== What is being asked ==
Go through the listing and return every line with "Adaptive" in it.

Source records
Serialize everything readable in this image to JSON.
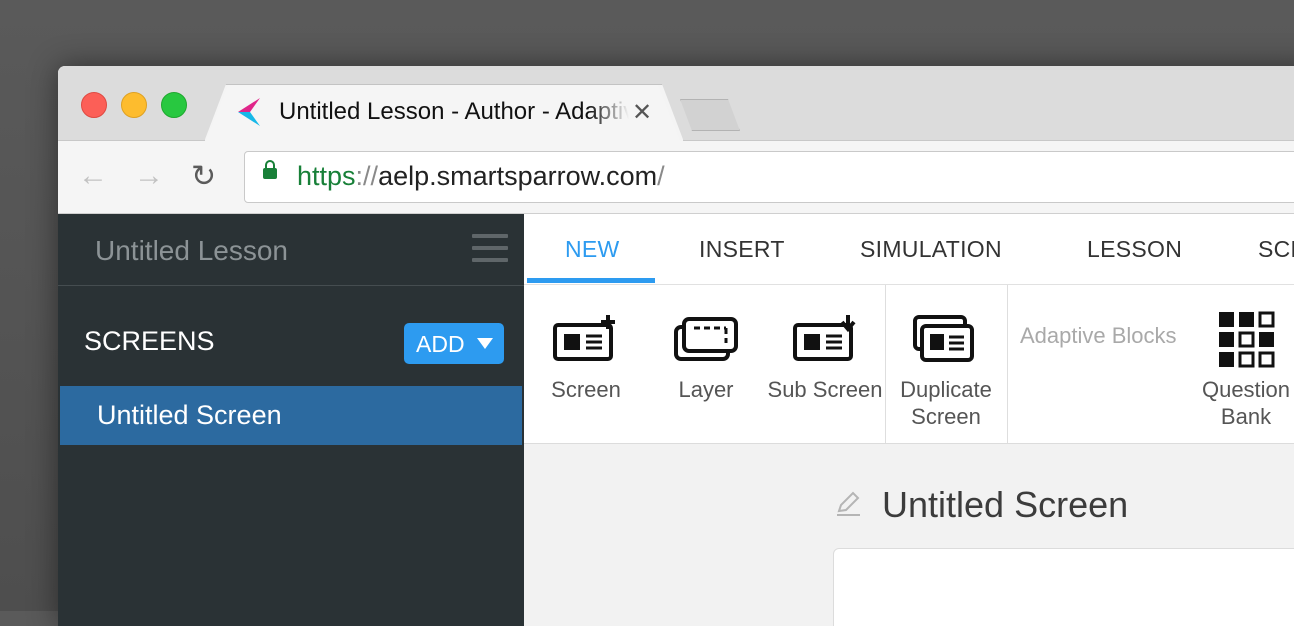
{
  "browser": {
    "tab_title": "Untitled Lesson - Author - Adaptive eLearning Platform",
    "tab_close": "✕",
    "url_scheme": "https",
    "url_sep": "://",
    "url_host": "aelp.smartsparrow.com",
    "url_trail": "/",
    "nav_back": "←",
    "nav_forward": "→",
    "nav_reload": "↻"
  },
  "sidebar": {
    "lesson_title": "Untitled Lesson",
    "screens_label": "SCREENS",
    "add_label": "ADD",
    "screens": [
      {
        "label": "Untitled Screen",
        "selected": true
      }
    ]
  },
  "ribbon_tabs": [
    {
      "label": "NEW",
      "active": true
    },
    {
      "label": "INSERT"
    },
    {
      "label": "SIMULATION"
    },
    {
      "label": "LESSON"
    },
    {
      "label": "SCREEN"
    }
  ],
  "ribbon_items": {
    "screen": "Screen",
    "layer": "Layer",
    "sub_screen": "Sub Screen",
    "duplicate_screen": "Duplicate Screen",
    "adaptive_blocks": "Adaptive Blocks",
    "question_bank": "Question Bank"
  },
  "content": {
    "screen_title": "Untitled Screen"
  },
  "colors": {
    "accent": "#2d9bf0",
    "sidebar_bg": "#2a3235",
    "selected_item": "#2c6aa0",
    "secure_green": "#188038"
  }
}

== Result of this exercise ==
    "tab_title": "Untitled Lesson - Author - Adaptive eLearning Platform",
    "adaptive_blocks": "Adaptive Blocks",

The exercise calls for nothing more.